-- Begin Record list --

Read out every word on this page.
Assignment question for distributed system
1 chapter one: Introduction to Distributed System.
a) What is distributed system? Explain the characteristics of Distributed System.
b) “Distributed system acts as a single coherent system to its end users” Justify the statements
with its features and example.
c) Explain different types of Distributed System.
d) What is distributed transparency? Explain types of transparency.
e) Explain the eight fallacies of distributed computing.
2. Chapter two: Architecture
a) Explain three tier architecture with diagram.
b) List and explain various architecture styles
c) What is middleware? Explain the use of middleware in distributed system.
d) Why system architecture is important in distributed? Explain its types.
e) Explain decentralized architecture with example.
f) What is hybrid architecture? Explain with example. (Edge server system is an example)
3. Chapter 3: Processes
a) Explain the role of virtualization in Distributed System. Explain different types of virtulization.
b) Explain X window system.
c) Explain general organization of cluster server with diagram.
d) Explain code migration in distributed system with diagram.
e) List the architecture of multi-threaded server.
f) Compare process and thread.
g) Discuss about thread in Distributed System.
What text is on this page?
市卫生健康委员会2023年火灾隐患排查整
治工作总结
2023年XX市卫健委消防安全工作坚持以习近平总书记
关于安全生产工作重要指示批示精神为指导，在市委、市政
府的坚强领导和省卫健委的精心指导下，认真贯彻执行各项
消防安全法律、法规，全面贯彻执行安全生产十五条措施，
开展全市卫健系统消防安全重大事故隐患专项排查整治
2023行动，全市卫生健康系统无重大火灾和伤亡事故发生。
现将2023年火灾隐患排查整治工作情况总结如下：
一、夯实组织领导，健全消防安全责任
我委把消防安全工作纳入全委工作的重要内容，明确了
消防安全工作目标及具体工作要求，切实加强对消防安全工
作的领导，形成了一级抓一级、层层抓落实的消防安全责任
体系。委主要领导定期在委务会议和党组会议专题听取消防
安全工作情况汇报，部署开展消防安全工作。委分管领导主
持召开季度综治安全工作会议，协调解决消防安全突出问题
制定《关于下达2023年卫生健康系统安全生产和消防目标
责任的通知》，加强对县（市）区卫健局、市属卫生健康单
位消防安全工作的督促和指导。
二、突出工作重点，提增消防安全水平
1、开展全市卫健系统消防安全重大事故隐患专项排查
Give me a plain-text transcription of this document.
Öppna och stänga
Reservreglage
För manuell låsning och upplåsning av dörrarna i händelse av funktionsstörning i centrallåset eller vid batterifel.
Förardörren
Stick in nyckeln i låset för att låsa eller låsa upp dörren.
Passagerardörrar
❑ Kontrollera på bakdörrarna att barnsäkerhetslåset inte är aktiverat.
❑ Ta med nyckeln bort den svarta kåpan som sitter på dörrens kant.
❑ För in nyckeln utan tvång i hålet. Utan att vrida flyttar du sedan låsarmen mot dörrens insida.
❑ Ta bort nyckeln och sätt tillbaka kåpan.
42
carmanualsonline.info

-- End Record list --

The problem:
Restate the data above exactly, keeping each word as it stands.

Problem solution:
Read out every word on this page.
Assignment question for distributed system
1 chapter one: Introduction to Distributed System.
a) What is distributed system? Explain the characteristics of Distributed System.
b) “Distributed system acts as a single coherent system to its end users” Justify the statements
with its features and example.
c) Explain different types of Distributed System.
d) What is distributed transparency? Explain types of transparency.
e) Explain the eight fallacies of distributed computing.
2. Chapter two: Architecture
a) Explain three tier architecture with diagram.
b) List and explain various architecture styles
c) What is middleware? Explain the use of middleware in distributed system.
d) Why system architecture is important in distributed? Explain its types.
e) Explain decentralized architecture with example.
f) What is hybrid architecture? Explain with example. (Edge server system is an example)
3. Chapter 3: Processes
a) Explain the role of virtualization in Distributed System. Explain different types of virtulization.
b) Explain X window system.
c) Explain general organization of cluster server with diagram.
d) Explain code migration in distributed system with diagram.
e) List the architecture of multi-threaded server.
f) Compare process and thread.
g) Discuss about thread in Distributed System.
What text is on this page?
市卫生健康委员会2023年火灾隐患排查整
治工作总结
2023年XX市卫健委消防安全工作坚持以习近平总书记
关于安全生产工作重要指示批示精神为指导，在市委、市政
府的坚强领导和省卫健委的精心指导下，认真贯彻执行各项
消防安全法律、法规，全面贯彻执行安全生产十五条措施，
开展全市卫健系统消防安全重大事故隐患专项排查整治
2023行动，全市卫生健康系统无重大火灾和伤亡事故发生。
现将2023年火灾隐患排查整治工作情况总结如下：
一、夯实组织领导，健全消防安全责任
我委把消防安全工作纳入全委工作的重要内容，明确了
消防安全工作目标及具体工作要求，切实加强对消防安全工
作的领导，形成了一级抓一级、层层抓落实的消防安全责任
体系。委主要领导定期在委务会议和党组会议专题听取消防
安全工作情况汇报，部署开展消防安全工作。委分管领导主
持召开季度综治安全工作会议，协调解决消防安全突出问题
制定《关于下达2023年卫生健康系统安全生产和消防目标
责任的通知》，加强对县（市）区卫健局、市属卫生健康单
位消防安全工作的督促和指导。
二、突出工作重点，提增消防安全水平
1、开展全市卫健系统消防安全重大事故隐患专项排查
Give me a plain-text transcription of this document.
Öppna och stänga
Reservreglage
För manuell låsning och upplåsning av dörrarna i händelse av funktionsstörning i centrallåset eller vid batterifel.
Förardörren
Stick in nyckeln i låset för att låsa eller låsa upp dörren.
Passagerardörrar
❑ Kontrollera på bakdörrarna att barnsäkerhetslåset inte är aktiverat.
❑ Ta med nyckeln bort den svarta kåpan som sitter på dörrens kant.
❑ För in nyckeln utan tvång i hålet. Utan att vrida flyttar du sedan låsarmen mot dörrens insida.
❑ Ta bort nyckeln och sätt tillbaka kåpan.
42
carmanualsonline.info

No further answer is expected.